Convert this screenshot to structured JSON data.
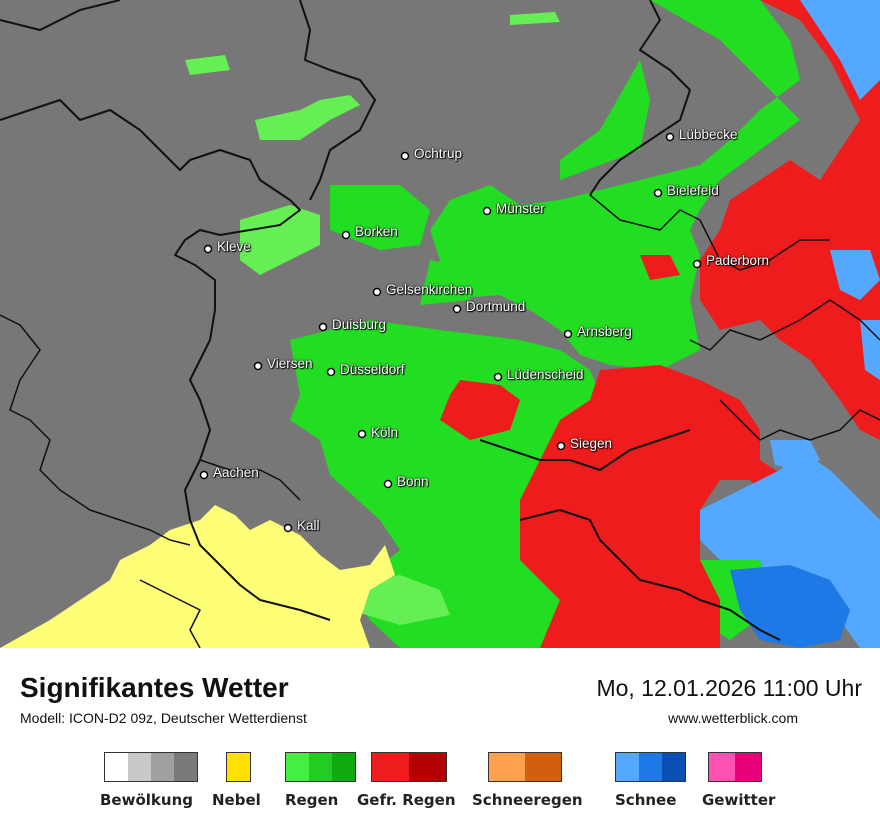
{
  "map": {
    "cities": [
      {
        "id": "ochtrup",
        "name": "Ochtrup"
      },
      {
        "id": "luebbecke",
        "name": "Lübbecke"
      },
      {
        "id": "bielefeld",
        "name": "Bielefeld"
      },
      {
        "id": "muenster",
        "name": "Münster"
      },
      {
        "id": "borken",
        "name": "Borken"
      },
      {
        "id": "kleve",
        "name": "Kleve"
      },
      {
        "id": "paderborn",
        "name": "Paderborn"
      },
      {
        "id": "gelsenkirchen",
        "name": "Gelsenkirchen"
      },
      {
        "id": "dortmund",
        "name": "Dortmund"
      },
      {
        "id": "duisburg",
        "name": "Duisburg"
      },
      {
        "id": "arnsberg",
        "name": "Arnsberg"
      },
      {
        "id": "viersen",
        "name": "Viersen"
      },
      {
        "id": "duesseldorf",
        "name": "Düsseldorf"
      },
      {
        "id": "luedenscheid",
        "name": "Lüdenscheid"
      },
      {
        "id": "koeln",
        "name": "Köln"
      },
      {
        "id": "siegen",
        "name": "Siegen"
      },
      {
        "id": "aachen",
        "name": "Aachen"
      },
      {
        "id": "bonn",
        "name": "Bonn"
      },
      {
        "id": "kall",
        "name": "Kall"
      }
    ]
  },
  "header": {
    "title": "Signifikantes Wetter",
    "model": "Modell: ICON-D2 09z, Deutscher Wetterdienst",
    "datetime": "Mo, 12.01.2026 11:00 Uhr",
    "website": "www.wetterblick.com"
  },
  "legend": [
    {
      "label": "Bewölkung",
      "colors": [
        "#ffffff",
        "#c8c8c8",
        "#a0a0a0",
        "#7a7a7a"
      ]
    },
    {
      "label": "Nebel",
      "colors": [
        "#ffe000"
      ]
    },
    {
      "label": "Regen",
      "colors": [
        "#44ee44",
        "#22cc22",
        "#10aa10"
      ]
    },
    {
      "label": "Gefr. Regen",
      "colors": [
        "#ee1c1c",
        "#b40000"
      ]
    },
    {
      "label": "Schneeregen",
      "colors": [
        "#ffa050",
        "#d06010"
      ]
    },
    {
      "label": "Schnee",
      "colors": [
        "#55a8ff",
        "#1e78e6",
        "#0a50b4"
      ]
    },
    {
      "label": "Gewitter",
      "colors": [
        "#ff50b4",
        "#e6007a"
      ]
    }
  ],
  "colors": {
    "cloud": "#777777",
    "rain": "#22dd22",
    "rain_light": "#66ee55",
    "freezing_rain": "#ee1c1c",
    "snow_light": "#55a8ff",
    "snow": "#1e78e6",
    "fog": "#ffff77"
  }
}
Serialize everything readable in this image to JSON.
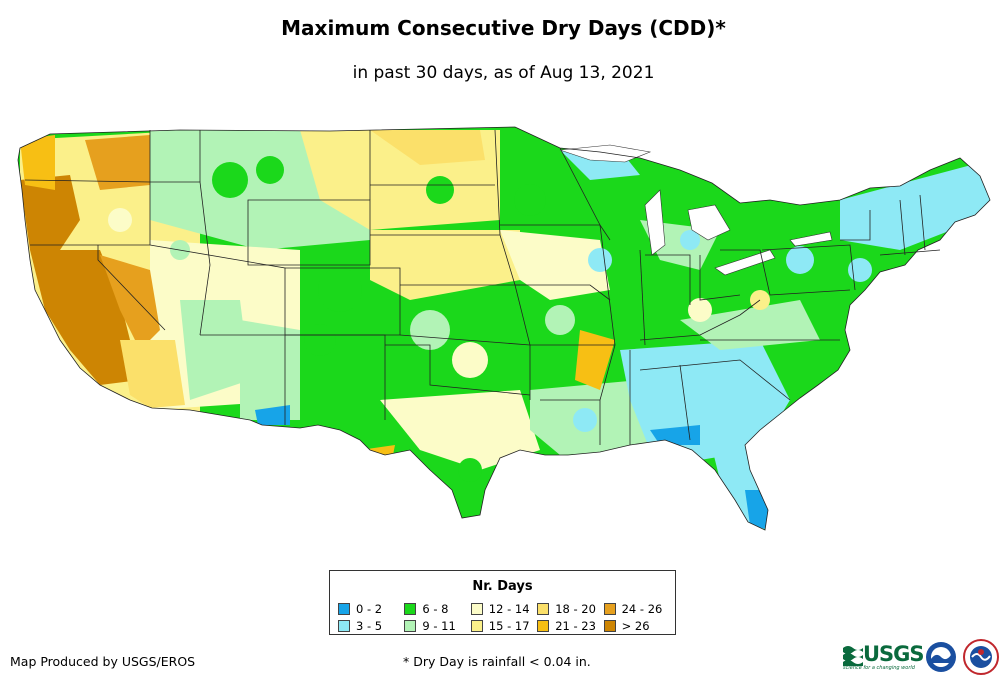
{
  "title": "Maximum Consecutive Dry Days (CDD)*",
  "subtitle": "in past 30 days, as of Aug 13, 2021",
  "legend": {
    "title": "Nr. Days",
    "items": [
      {
        "label": "0 - 2",
        "color": "#17a4e8"
      },
      {
        "label": "6 - 8",
        "color": "#1bd81b"
      },
      {
        "label": "12 - 14",
        "color": "#fcfcc8"
      },
      {
        "label": "18 - 20",
        "color": "#fbe06a"
      },
      {
        "label": "24 - 26",
        "color": "#e6a01e"
      },
      {
        "label": "3 - 5",
        "color": "#8ee9f5"
      },
      {
        "label": "9 - 11",
        "color": "#b2f3b6"
      },
      {
        "label": "15 - 17",
        "color": "#fbf08a"
      },
      {
        "label": "21 - 23",
        "color": "#f7bf14"
      },
      {
        "label": "> 26",
        "color": "#cd8503"
      }
    ]
  },
  "credit": "Map Produced by USGS/EROS",
  "footnote": "* Dry Day is rainfall < 0.04 in.",
  "logos": {
    "usgs": "USGS",
    "usgs_tagline": "science for a changing world"
  }
}
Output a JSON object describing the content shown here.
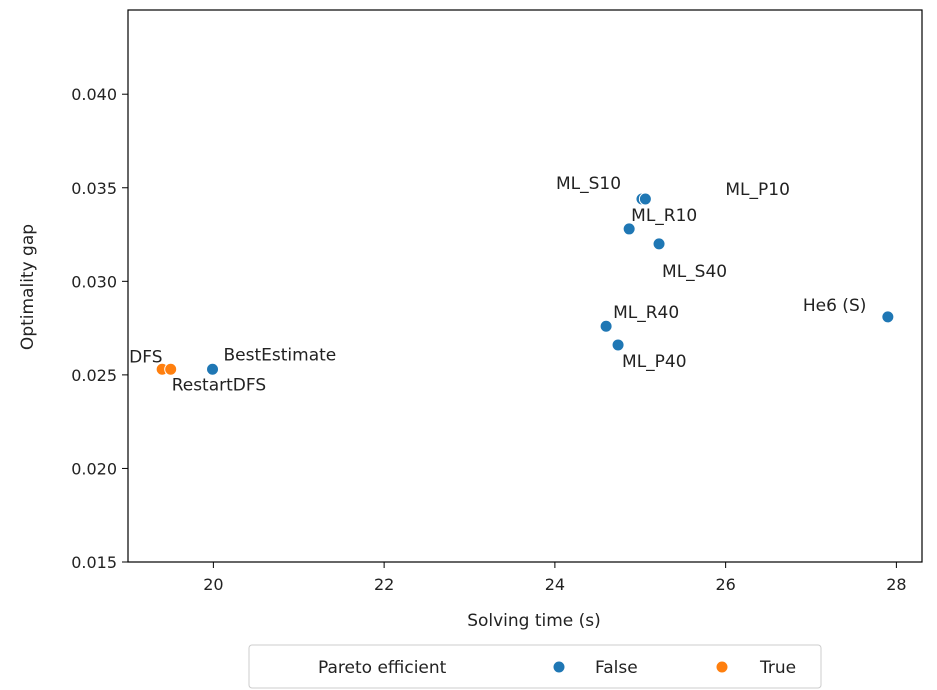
{
  "chart_data": {
    "type": "scatter",
    "title": "",
    "xlabel": "Solving time (s)",
    "ylabel": "Optimality gap",
    "xlim": [
      19.0,
      28.3
    ],
    "ylim": [
      0.015,
      0.0445
    ],
    "xticks": [
      20,
      22,
      24,
      26,
      28
    ],
    "yticks": [
      0.015,
      0.02,
      0.025,
      0.03,
      0.035,
      0.04
    ],
    "grid": false,
    "legend": {
      "title": "Pareto efficient",
      "placement": "below",
      "entries": [
        {
          "label": "False",
          "color": "#1f77b4"
        },
        {
          "label": "True",
          "color": "#ff7f0e"
        }
      ]
    },
    "points": [
      {
        "label": "DFS",
        "x": 19.4,
        "y": 0.0253,
        "pareto": "True"
      },
      {
        "label": "RestartDFS",
        "x": 19.5,
        "y": 0.0253,
        "pareto": "True"
      },
      {
        "label": "BestEstimate",
        "x": 19.99,
        "y": 0.0253,
        "pareto": "False"
      },
      {
        "label": "ML_S10",
        "x": 25.02,
        "y": 0.0344,
        "pareto": "False"
      },
      {
        "label": "ML_P10",
        "x": 25.06,
        "y": 0.0344,
        "pareto": "False"
      },
      {
        "label": "ML_R10",
        "x": 24.87,
        "y": 0.0328,
        "pareto": "False"
      },
      {
        "label": "ML_S40",
        "x": 25.22,
        "y": 0.032,
        "pareto": "False"
      },
      {
        "label": "He6 (S)",
        "x": 27.9,
        "y": 0.0281,
        "pareto": "False"
      },
      {
        "label": "ML_R40",
        "x": 24.6,
        "y": 0.0276,
        "pareto": "False"
      },
      {
        "label": "ML_P40",
        "x": 24.74,
        "y": 0.0266,
        "pareto": "False"
      }
    ]
  }
}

########

Each line in the records above should be reproduced exactly; images are not copied.

Convert this screenshot to structured JSON data.
{
  "map": {
    "cities": [
      {
        "id": "ochtrup",
        "name": "Ochtrup"
      },
      {
        "id": "luebbecke",
        "name": "Lübbecke"
      },
      {
        "id": "bielefeld",
        "name": "Bielefeld"
      },
      {
        "id": "muenster",
        "name": "Münster"
      },
      {
        "id": "borken",
        "name": "Borken"
      },
      {
        "id": "kleve",
        "name": "Kleve"
      },
      {
        "id": "paderborn",
        "name": "Paderborn"
      },
      {
        "id": "gelsenkirchen",
        "name": "Gelsenkirchen"
      },
      {
        "id": "dortmund",
        "name": "Dortmund"
      },
      {
        "id": "duisburg",
        "name": "Duisburg"
      },
      {
        "id": "arnsberg",
        "name": "Arnsberg"
      },
      {
        "id": "viersen",
        "name": "Viersen"
      },
      {
        "id": "duesseldorf",
        "name": "Düsseldorf"
      },
      {
        "id": "luedenscheid",
        "name": "Lüdenscheid"
      },
      {
        "id": "koeln",
        "name": "Köln"
      },
      {
        "id": "siegen",
        "name": "Siegen"
      },
      {
        "id": "aachen",
        "name": "Aachen"
      },
      {
        "id": "bonn",
        "name": "Bonn"
      },
      {
        "id": "kall",
        "name": "Kall"
      }
    ]
  },
  "header": {
    "title": "Signifikantes Wetter",
    "model": "Modell: ICON-D2 09z, Deutscher Wetterdienst",
    "datetime": "Mo, 12.01.2026 11:00 Uhr",
    "website": "www.wetterblick.com"
  },
  "legend": [
    {
      "label": "Bewölkung",
      "colors": [
        "#ffffff",
        "#c8c8c8",
        "#a0a0a0",
        "#7a7a7a"
      ]
    },
    {
      "label": "Nebel",
      "colors": [
        "#ffe000"
      ]
    },
    {
      "label": "Regen",
      "colors": [
        "#44ee44",
        "#22cc22",
        "#10aa10"
      ]
    },
    {
      "label": "Gefr. Regen",
      "colors": [
        "#ee1c1c",
        "#b40000"
      ]
    },
    {
      "label": "Schneeregen",
      "colors": [
        "#ffa050",
        "#d06010"
      ]
    },
    {
      "label": "Schnee",
      "colors": [
        "#55a8ff",
        "#1e78e6",
        "#0a50b4"
      ]
    },
    {
      "label": "Gewitter",
      "colors": [
        "#ff50b4",
        "#e6007a"
      ]
    }
  ],
  "colors": {
    "cloud": "#777777",
    "rain": "#22dd22",
    "rain_light": "#66ee55",
    "freezing_rain": "#ee1c1c",
    "snow_light": "#55a8ff",
    "snow": "#1e78e6",
    "fog": "#ffff77"
  }
}
Serialize everything readable in this image to JSON.
{
  "title": "Maximum Consecutive Dry Days (CDD)*",
  "subtitle": "in past 30 days, as of Aug 13, 2021",
  "legend": {
    "title": "Nr. Days",
    "items": [
      {
        "label": "0 - 2",
        "color": "#17a4e8"
      },
      {
        "label": "6 - 8",
        "color": "#1bd81b"
      },
      {
        "label": "12 - 14",
        "color": "#fcfcc8"
      },
      {
        "label": "18 - 20",
        "color": "#fbe06a"
      },
      {
        "label": "24 - 26",
        "color": "#e6a01e"
      },
      {
        "label": "3 - 5",
        "color": "#8ee9f5"
      },
      {
        "label": "9 - 11",
        "color": "#b2f3b6"
      },
      {
        "label": "15 - 17",
        "color": "#fbf08a"
      },
      {
        "label": "21 - 23",
        "color": "#f7bf14"
      },
      {
        "label": "> 26",
        "color": "#cd8503"
      }
    ]
  },
  "credit": "Map Produced by USGS/EROS",
  "footnote": "* Dry Day is rainfall < 0.04 in.",
  "logos": {
    "usgs": "USGS",
    "usgs_tagline": "science for a changing world"
  }
}
Output a JSON object describing the content shown here.
{
  "chart_data": {
    "type": "scatter",
    "title": "",
    "xlabel": "Solving time (s)",
    "ylabel": "Optimality gap",
    "xlim": [
      19.0,
      28.3
    ],
    "ylim": [
      0.015,
      0.0445
    ],
    "xticks": [
      20,
      22,
      24,
      26,
      28
    ],
    "yticks": [
      0.015,
      0.02,
      0.025,
      0.03,
      0.035,
      0.04
    ],
    "grid": false,
    "legend": {
      "title": "Pareto efficient",
      "placement": "below",
      "entries": [
        {
          "label": "False",
          "color": "#1f77b4"
        },
        {
          "label": "True",
          "color": "#ff7f0e"
        }
      ]
    },
    "points": [
      {
        "label": "DFS",
        "x": 19.4,
        "y": 0.0253,
        "pareto": "True"
      },
      {
        "label": "RestartDFS",
        "x": 19.5,
        "y": 0.0253,
        "pareto": "True"
      },
      {
        "label": "BestEstimate",
        "x": 19.99,
        "y": 0.0253,
        "pareto": "False"
      },
      {
        "label": "ML_S10",
        "x": 25.02,
        "y": 0.0344,
        "pareto": "False"
      },
      {
        "label": "ML_P10",
        "x": 25.06,
        "y": 0.0344,
        "pareto": "False"
      },
      {
        "label": "ML_R10",
        "x": 24.87,
        "y": 0.0328,
        "pareto": "False"
      },
      {
        "label": "ML_S40",
        "x": 25.22,
        "y": 0.032,
        "pareto": "False"
      },
      {
        "label": "He6 (S)",
        "x": 27.9,
        "y": 0.0281,
        "pareto": "False"
      },
      {
        "label": "ML_R40",
        "x": 24.6,
        "y": 0.0276,
        "pareto": "False"
      },
      {
        "label": "ML_P40",
        "x": 24.74,
        "y": 0.0266,
        "pareto": "False"
      }
    ]
  }
}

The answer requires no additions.